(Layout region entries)
◇ ◇ ◇
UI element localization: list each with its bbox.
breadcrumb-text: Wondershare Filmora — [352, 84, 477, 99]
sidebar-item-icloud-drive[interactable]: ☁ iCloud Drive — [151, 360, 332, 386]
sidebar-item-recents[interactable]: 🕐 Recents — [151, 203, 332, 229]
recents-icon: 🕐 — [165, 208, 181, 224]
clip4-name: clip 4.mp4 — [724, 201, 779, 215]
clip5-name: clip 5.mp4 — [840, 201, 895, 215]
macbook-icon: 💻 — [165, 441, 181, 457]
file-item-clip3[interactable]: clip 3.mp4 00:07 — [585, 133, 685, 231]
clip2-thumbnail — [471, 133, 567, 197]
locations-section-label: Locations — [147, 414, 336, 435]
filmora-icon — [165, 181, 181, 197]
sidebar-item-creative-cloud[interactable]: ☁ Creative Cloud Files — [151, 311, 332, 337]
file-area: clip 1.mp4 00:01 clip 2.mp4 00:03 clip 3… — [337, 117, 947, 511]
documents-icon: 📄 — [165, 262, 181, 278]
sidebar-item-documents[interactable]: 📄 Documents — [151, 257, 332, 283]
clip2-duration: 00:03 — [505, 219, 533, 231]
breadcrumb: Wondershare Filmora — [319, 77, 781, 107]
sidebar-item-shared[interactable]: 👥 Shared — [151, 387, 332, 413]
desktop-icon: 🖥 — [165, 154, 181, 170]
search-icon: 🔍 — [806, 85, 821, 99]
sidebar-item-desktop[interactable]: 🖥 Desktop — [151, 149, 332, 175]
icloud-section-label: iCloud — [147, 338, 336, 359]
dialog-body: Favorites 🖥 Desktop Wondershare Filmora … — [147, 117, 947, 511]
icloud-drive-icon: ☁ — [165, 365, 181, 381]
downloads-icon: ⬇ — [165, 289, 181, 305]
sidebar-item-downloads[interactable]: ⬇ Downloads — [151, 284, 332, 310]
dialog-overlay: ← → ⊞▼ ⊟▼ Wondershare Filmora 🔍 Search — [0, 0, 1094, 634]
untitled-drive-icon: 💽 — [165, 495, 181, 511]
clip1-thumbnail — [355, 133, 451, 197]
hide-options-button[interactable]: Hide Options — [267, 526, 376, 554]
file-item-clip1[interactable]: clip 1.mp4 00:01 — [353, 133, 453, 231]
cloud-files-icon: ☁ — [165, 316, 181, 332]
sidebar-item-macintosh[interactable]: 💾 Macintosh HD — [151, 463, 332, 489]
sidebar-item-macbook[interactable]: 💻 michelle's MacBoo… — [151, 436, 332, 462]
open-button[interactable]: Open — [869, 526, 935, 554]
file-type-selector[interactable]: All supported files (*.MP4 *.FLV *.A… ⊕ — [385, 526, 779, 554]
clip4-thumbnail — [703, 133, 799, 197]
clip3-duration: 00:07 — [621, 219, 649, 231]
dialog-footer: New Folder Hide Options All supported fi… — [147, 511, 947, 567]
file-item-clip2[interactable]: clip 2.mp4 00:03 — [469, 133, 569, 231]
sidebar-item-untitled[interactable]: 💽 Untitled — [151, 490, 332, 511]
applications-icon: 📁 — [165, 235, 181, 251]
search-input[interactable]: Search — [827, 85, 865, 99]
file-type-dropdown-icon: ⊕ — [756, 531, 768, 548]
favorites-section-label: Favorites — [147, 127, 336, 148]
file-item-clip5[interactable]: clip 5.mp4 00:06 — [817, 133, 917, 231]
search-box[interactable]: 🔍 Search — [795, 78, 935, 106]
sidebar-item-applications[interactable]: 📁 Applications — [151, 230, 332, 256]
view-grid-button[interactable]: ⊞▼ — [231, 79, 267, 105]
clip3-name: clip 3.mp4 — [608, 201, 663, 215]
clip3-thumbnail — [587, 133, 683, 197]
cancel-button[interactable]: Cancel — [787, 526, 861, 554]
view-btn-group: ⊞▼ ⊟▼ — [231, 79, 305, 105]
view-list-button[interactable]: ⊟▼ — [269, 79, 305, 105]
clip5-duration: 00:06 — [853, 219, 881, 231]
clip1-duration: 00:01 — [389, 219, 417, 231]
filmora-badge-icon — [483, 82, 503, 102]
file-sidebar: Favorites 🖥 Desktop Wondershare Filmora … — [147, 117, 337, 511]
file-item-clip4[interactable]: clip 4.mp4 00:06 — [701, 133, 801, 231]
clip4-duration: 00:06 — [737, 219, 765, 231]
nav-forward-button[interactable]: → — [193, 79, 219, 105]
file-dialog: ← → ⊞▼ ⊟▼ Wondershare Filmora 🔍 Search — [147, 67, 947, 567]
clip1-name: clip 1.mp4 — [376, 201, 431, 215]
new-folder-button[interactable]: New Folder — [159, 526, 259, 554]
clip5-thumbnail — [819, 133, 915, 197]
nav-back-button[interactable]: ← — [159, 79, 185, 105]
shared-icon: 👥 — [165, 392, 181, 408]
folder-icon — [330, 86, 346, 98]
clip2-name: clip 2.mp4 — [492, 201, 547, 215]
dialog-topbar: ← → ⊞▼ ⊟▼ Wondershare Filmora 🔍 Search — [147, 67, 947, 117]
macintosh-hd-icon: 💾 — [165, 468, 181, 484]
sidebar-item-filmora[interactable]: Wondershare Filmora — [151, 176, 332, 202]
◇ ◇ ◇
What you will do: Quote the entries above, from the first line through the line containing "macbook-icon: 💻 — [165, 441, 181, 457]", with both ends included.

Answer below:
UI element localization: list each with its bbox.
breadcrumb-text: Wondershare Filmora — [352, 84, 477, 99]
sidebar-item-icloud-drive[interactable]: ☁ iCloud Drive — [151, 360, 332, 386]
sidebar-item-recents[interactable]: 🕐 Recents — [151, 203, 332, 229]
recents-icon: 🕐 — [165, 208, 181, 224]
clip4-name: clip 4.mp4 — [724, 201, 779, 215]
clip5-name: clip 5.mp4 — [840, 201, 895, 215]
macbook-icon: 💻 — [165, 441, 181, 457]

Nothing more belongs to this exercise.